━━━ ENTRIES SUPPLIED

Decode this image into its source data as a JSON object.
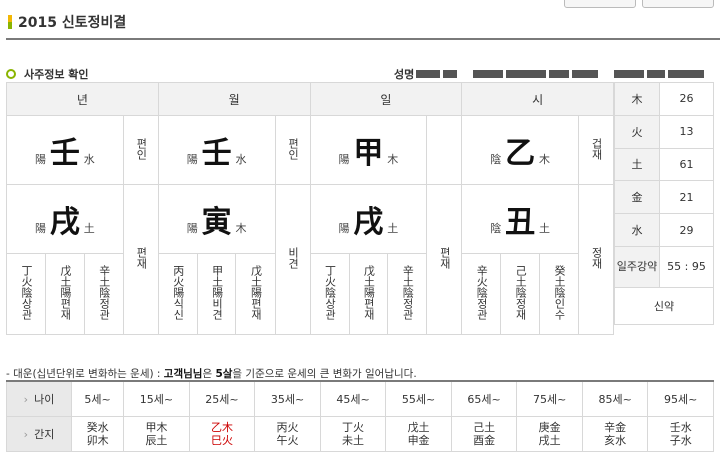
{
  "page_title": "2015 신토정비결",
  "section_title": "사주정보 확인",
  "name_label": "성명",
  "pillars": [
    {
      "header": "년",
      "stem": "壬",
      "stem_yy": "陽",
      "stem_el": "水",
      "stem_god": "편인",
      "branch": "戌",
      "branch_yy": "陽",
      "branch_el": "土",
      "branch_god": "편재",
      "hidden": [
        "丁火陰상관",
        "戊土陽편재",
        "辛土陰정관"
      ]
    },
    {
      "header": "월",
      "stem": "壬",
      "stem_yy": "陽",
      "stem_el": "水",
      "stem_god": "편인",
      "branch": "寅",
      "branch_yy": "陽",
      "branch_el": "木",
      "branch_god": "비견",
      "hidden": [
        "丙火陽식신",
        "甲土陽비견",
        "戊土陽편재"
      ]
    },
    {
      "header": "일",
      "stem": "甲",
      "stem_yy": "陽",
      "stem_el": "木",
      "stem_god": "",
      "branch": "戌",
      "branch_yy": "陽",
      "branch_el": "土",
      "branch_god": "편재",
      "hidden": [
        "丁火陰상관",
        "戊土陽편재",
        "辛土陰정관"
      ]
    },
    {
      "header": "시",
      "stem": "乙",
      "stem_yy": "陰",
      "stem_el": "木",
      "stem_god": "겁재",
      "branch": "丑",
      "branch_yy": "陰",
      "branch_el": "土",
      "branch_god": "정재",
      "hidden": [
        "辛火陰정관",
        "己土陰정재",
        "癸土陰인수"
      ]
    }
  ],
  "elements": [
    {
      "label": "木",
      "value": "26"
    },
    {
      "label": "火",
      "value": "13"
    },
    {
      "label": "土",
      "value": "61"
    },
    {
      "label": "金",
      "value": "21"
    },
    {
      "label": "水",
      "value": "29"
    }
  ],
  "strength": {
    "label": "일주강약",
    "value": "55 : 95",
    "result": "신약"
  },
  "daewoon_note": {
    "prefix": "- 대운(십년단위로 변화하는 운세) : ",
    "name": "고객님님",
    "mid": "은 ",
    "age": "5살",
    "suffix": "을 기준으로 운세의 큰 변화가 일어납니다."
  },
  "daewoon": {
    "age_label": "나이",
    "ganji_label": "간지",
    "ages": [
      "5세~",
      "15세~",
      "25세~",
      "35세~",
      "45세~",
      "55세~",
      "65세~",
      "75세~",
      "85세~",
      "95세~"
    ],
    "ganji": [
      [
        "癸水",
        "卯木"
      ],
      [
        "甲木",
        "辰土"
      ],
      [
        "乙木",
        "巳火"
      ],
      [
        "丙火",
        "午火"
      ],
      [
        "丁火",
        "未土"
      ],
      [
        "戊土",
        "申金"
      ],
      [
        "己土",
        "酉金"
      ],
      [
        "庚金",
        "戌土"
      ],
      [
        "辛金",
        "亥水"
      ],
      [
        "壬水",
        "子水"
      ]
    ],
    "highlight_index": 2,
    "highlight_color": "#cc0000"
  },
  "colors": {
    "accent_green": "#8ab400",
    "accent_yellow": "#f2b705",
    "header_bg": "#f2f2f2"
  }
}
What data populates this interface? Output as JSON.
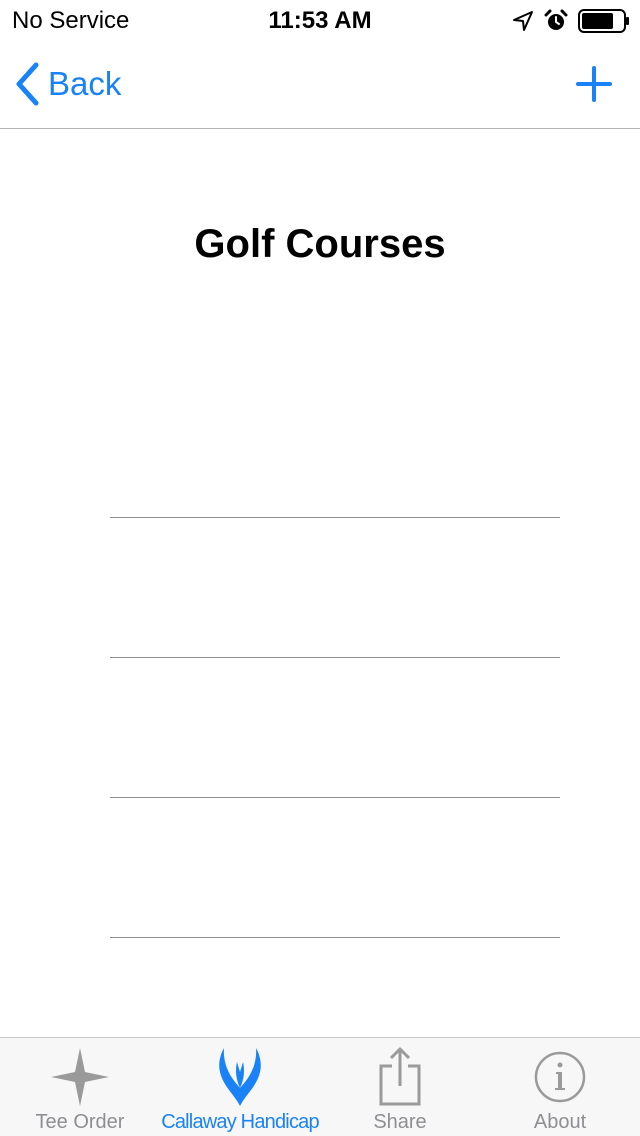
{
  "status_bar": {
    "carrier": "No Service",
    "time": "11:53 AM",
    "icons": [
      "location-arrow-icon",
      "alarm-clock-icon",
      "battery-icon"
    ]
  },
  "nav": {
    "back_label": "Back",
    "add_icon": "plus-icon"
  },
  "page": {
    "title": "Golf Courses",
    "list_rows": 4
  },
  "tab_bar": {
    "tabs": [
      {
        "label": "Tee Order",
        "icon": "four-point-star-icon",
        "active": false
      },
      {
        "label": "Callaway Handicap",
        "icon": "callaway-logo-icon",
        "active": true
      },
      {
        "label": "Share",
        "icon": "share-icon",
        "active": false
      },
      {
        "label": "About",
        "icon": "info-icon",
        "active": false
      }
    ]
  },
  "colors": {
    "accent": "#1a82f7",
    "inactive": "#8e8e93",
    "divider": "#8e8e8e"
  }
}
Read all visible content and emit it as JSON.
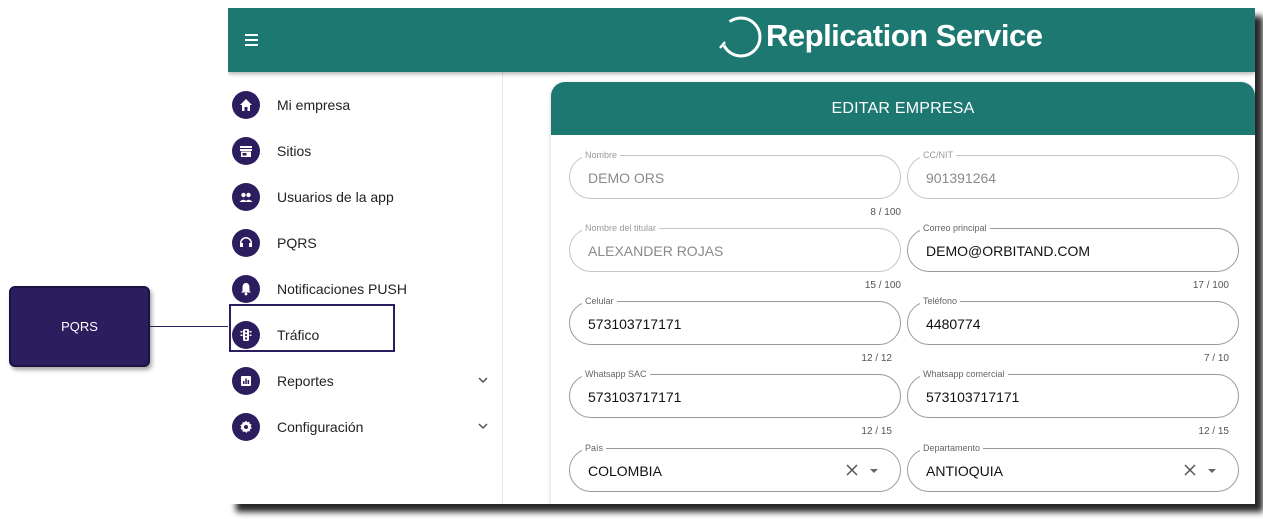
{
  "callout": {
    "label": "PQRS"
  },
  "header": {
    "brand": "Replication Service"
  },
  "sidebar": {
    "items": [
      {
        "label": "Mi empresa",
        "icon": "home-icon"
      },
      {
        "label": "Sitios",
        "icon": "store-icon"
      },
      {
        "label": "Usuarios de la app",
        "icon": "people-icon"
      },
      {
        "label": "PQRS",
        "icon": "headset-icon"
      },
      {
        "label": "Notificaciones PUSH",
        "icon": "bell-icon"
      },
      {
        "label": "Tráfico",
        "icon": "traffic-light-icon"
      },
      {
        "label": "Reportes",
        "icon": "bar-chart-icon",
        "expandable": true
      },
      {
        "label": "Configuración",
        "icon": "gear-icon",
        "expandable": true
      }
    ],
    "highlighted": "Tráfico"
  },
  "form": {
    "title": "EDITAR EMPRESA",
    "fields": {
      "nombre": {
        "label": "Nombre",
        "value": "DEMO ORS",
        "counter": "8 / 100",
        "disabled": true
      },
      "nit": {
        "label": "CC/NIT",
        "value": "901391264",
        "disabled": true
      },
      "titular": {
        "label": "Nombre del titular",
        "value": "ALEXANDER ROJAS",
        "counter": "15 / 100",
        "disabled": true
      },
      "correo": {
        "label": "Correo principal",
        "value": "DEMO@ORBITAND.COM",
        "counter": "17 / 100"
      },
      "celular": {
        "label": "Celular",
        "value": "573103717171",
        "counter": "12 / 12"
      },
      "telefono": {
        "label": "Teléfono",
        "value": "4480774",
        "counter": "7 / 10"
      },
      "whatsapp_sac": {
        "label": "Whatsapp SAC",
        "value": "573103717171",
        "counter": "12 / 15"
      },
      "whatsapp_comercial": {
        "label": "Whatsapp comercial",
        "value": "573103717171",
        "counter": "12 / 15"
      },
      "pais": {
        "label": "País",
        "value": "COLOMBIA"
      },
      "departamento": {
        "label": "Departamento",
        "value": "ANTIOQUIA"
      }
    }
  },
  "colors": {
    "primary": "#1d7872",
    "accent": "#2b1d5e"
  }
}
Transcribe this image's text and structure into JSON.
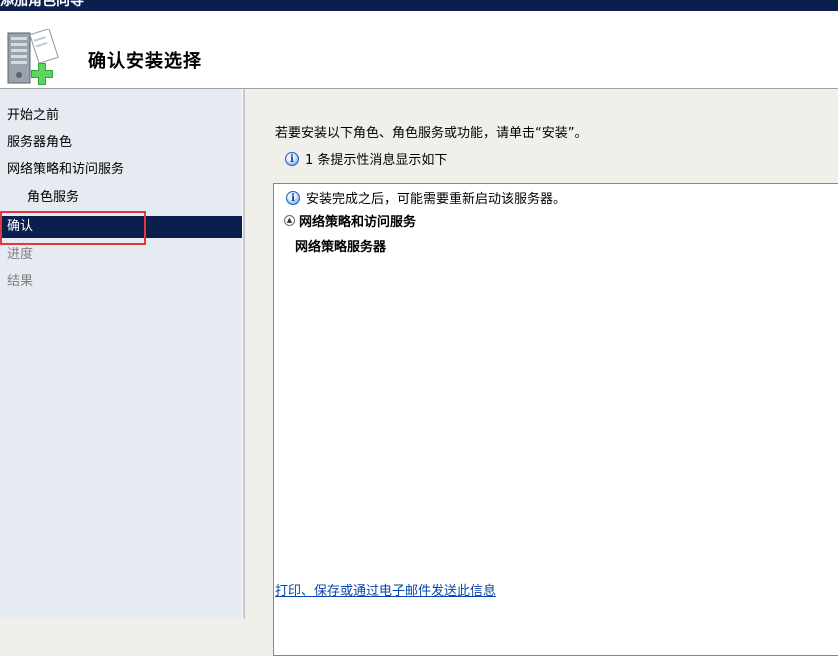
{
  "window": {
    "title": "添加角色向导"
  },
  "header": {
    "title": "确认安装选择",
    "icon": "server-add-icon"
  },
  "sidebar": {
    "items": [
      {
        "label": "开始之前",
        "state": "normal"
      },
      {
        "label": "服务器角色",
        "state": "normal"
      },
      {
        "label": "网络策略和访问服务",
        "state": "normal"
      },
      {
        "label": "角色服务",
        "state": "normal",
        "indent": true
      },
      {
        "label": "确认",
        "state": "selected"
      },
      {
        "label": "进度",
        "state": "disabled"
      },
      {
        "label": "结果",
        "state": "disabled"
      }
    ]
  },
  "main": {
    "instruction": "若要安装以下角色、角色服务或功能，请单击“安装”。",
    "info_message": "1 条提示性消息显示如下",
    "summary": {
      "restart_notice": "安装完成之后，可能需要重新启动该服务器。",
      "section_title": "网络策略和访问服务",
      "item": "网络策略服务器"
    },
    "footer_link": "打印、保存或通过电子邮件发送此信息"
  },
  "colors": {
    "title_bar": "#0a1f4e",
    "selected_bg": "#0a1f4e",
    "highlight_border": "#e0383b",
    "link": "#0645ad"
  }
}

━━━━━━

» **PROBLEM DESCRIPTION**:
Return every line holding the word "data" from the records.

» **RESPONSE TO THE TASK**:
Decode this image into its source data as a JSON object.
What data populates this interface? Output as JSON.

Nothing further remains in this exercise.